---------- SOURCE RECORDS ----------

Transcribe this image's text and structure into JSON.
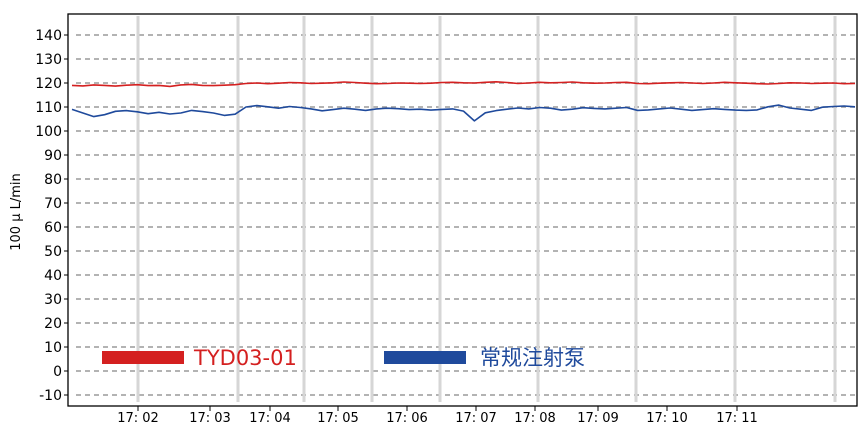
{
  "chart_data": {
    "type": "line",
    "ylabel": "100 μ L/min",
    "xlabel": "",
    "ylim": [
      -15,
      150
    ],
    "y_ticks": [
      -10,
      0,
      10,
      20,
      30,
      40,
      50,
      60,
      70,
      80,
      90,
      100,
      110,
      120,
      130,
      140
    ],
    "x_ticks": [
      "17: 02",
      "17: 03",
      "17: 04",
      "17: 05",
      "17: 06",
      "17: 07",
      "17: 08",
      "17: 09",
      "17: 10",
      "17: 11"
    ],
    "grid": true,
    "legend_position": "bottom-left",
    "series": [
      {
        "name": "TYD03-01",
        "color": "#d42020",
        "values": [
          119,
          118.8,
          119.2,
          119,
          118.7,
          119.1,
          119.3,
          118.9,
          119,
          118.6,
          119.2,
          119.4,
          119,
          118.9,
          119.1,
          119.3,
          119.8,
          120,
          119.7,
          119.9,
          120.2,
          120.1,
          119.8,
          119.9,
          120.1,
          120.4,
          120.2,
          119.9,
          119.7,
          119.8,
          120,
          119.9,
          119.8,
          119.9,
          120.2,
          120.3,
          120.1,
          120,
          120.3,
          120.5,
          120.2,
          119.8,
          120,
          120.3,
          120.1,
          120.2,
          120.4,
          120.1,
          119.9,
          120,
          120.2,
          120.3,
          119.8,
          119.7,
          119.9,
          120.1,
          120.2,
          120,
          119.8,
          120,
          120.3,
          120.1,
          119.9,
          119.7,
          119.6,
          119.8,
          120.1,
          120,
          119.8,
          119.9,
          120,
          119.7,
          119.8
        ],
        "x_positions_note": ""
      },
      {
        "name": "常规注射泵",
        "color": "#1f4a9c",
        "values": [
          109,
          107.5,
          106,
          106.8,
          108.2,
          108.5,
          108,
          107.2,
          107.8,
          107.1,
          107.5,
          108.6,
          108.1,
          107.5,
          106.5,
          107,
          110,
          110.6,
          110.1,
          109.5,
          110.2,
          109.8,
          109.2,
          108.4,
          108.9,
          109.5,
          109.1,
          108.6,
          109.2,
          109.5,
          109.3,
          108.9,
          109.1,
          108.7,
          109,
          109.2,
          108.3,
          104.2,
          107.6,
          108.5,
          109.1,
          109.6,
          109.2,
          109.8,
          109.5,
          108.7,
          109.1,
          109.7,
          109.4,
          109.2,
          109.5,
          109.8,
          108.6,
          108.8,
          109.2,
          109.6,
          109.1,
          108.6,
          108.9,
          109.3,
          109,
          108.7,
          108.6,
          108.8,
          110.1,
          110.8,
          109.6,
          109.1,
          108.6,
          109.9,
          110.2,
          110.4,
          110.1
        ]
      }
    ]
  }
}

----------

-- TASK DIRECTIONS --
Copy the listing in full and without alteration, omitting every picture.

-- TASK ANSWER --
Transcribe this image's text and structure into JSON.
{
  "chart_data": {
    "type": "line",
    "ylabel": "100 μ L/min",
    "xlabel": "",
    "ylim": [
      -15,
      150
    ],
    "y_ticks": [
      -10,
      0,
      10,
      20,
      30,
      40,
      50,
      60,
      70,
      80,
      90,
      100,
      110,
      120,
      130,
      140
    ],
    "x_ticks": [
      "17: 02",
      "17: 03",
      "17: 04",
      "17: 05",
      "17: 06",
      "17: 07",
      "17: 08",
      "17: 09",
      "17: 10",
      "17: 11"
    ],
    "grid": true,
    "legend_position": "bottom-left",
    "series": [
      {
        "name": "TYD03-01",
        "color": "#d42020",
        "values": [
          119,
          118.8,
          119.2,
          119,
          118.7,
          119.1,
          119.3,
          118.9,
          119,
          118.6,
          119.2,
          119.4,
          119,
          118.9,
          119.1,
          119.3,
          119.8,
          120,
          119.7,
          119.9,
          120.2,
          120.1,
          119.8,
          119.9,
          120.1,
          120.4,
          120.2,
          119.9,
          119.7,
          119.8,
          120,
          119.9,
          119.8,
          119.9,
          120.2,
          120.3,
          120.1,
          120,
          120.3,
          120.5,
          120.2,
          119.8,
          120,
          120.3,
          120.1,
          120.2,
          120.4,
          120.1,
          119.9,
          120,
          120.2,
          120.3,
          119.8,
          119.7,
          119.9,
          120.1,
          120.2,
          120,
          119.8,
          120,
          120.3,
          120.1,
          119.9,
          119.7,
          119.6,
          119.8,
          120.1,
          120,
          119.8,
          119.9,
          120,
          119.7,
          119.8
        ],
        "x_positions_note": ""
      },
      {
        "name": "常规注射泵",
        "color": "#1f4a9c",
        "values": [
          109,
          107.5,
          106,
          106.8,
          108.2,
          108.5,
          108,
          107.2,
          107.8,
          107.1,
          107.5,
          108.6,
          108.1,
          107.5,
          106.5,
          107,
          110,
          110.6,
          110.1,
          109.5,
          110.2,
          109.8,
          109.2,
          108.4,
          108.9,
          109.5,
          109.1,
          108.6,
          109.2,
          109.5,
          109.3,
          108.9,
          109.1,
          108.7,
          109,
          109.2,
          108.3,
          104.2,
          107.6,
          108.5,
          109.1,
          109.6,
          109.2,
          109.8,
          109.5,
          108.7,
          109.1,
          109.7,
          109.4,
          109.2,
          109.5,
          109.8,
          108.6,
          108.8,
          109.2,
          109.6,
          109.1,
          108.6,
          108.9,
          109.3,
          109,
          108.7,
          108.6,
          108.8,
          110.1,
          110.8,
          109.6,
          109.1,
          108.6,
          109.9,
          110.2,
          110.4,
          110.1
        ]
      }
    ]
  }
}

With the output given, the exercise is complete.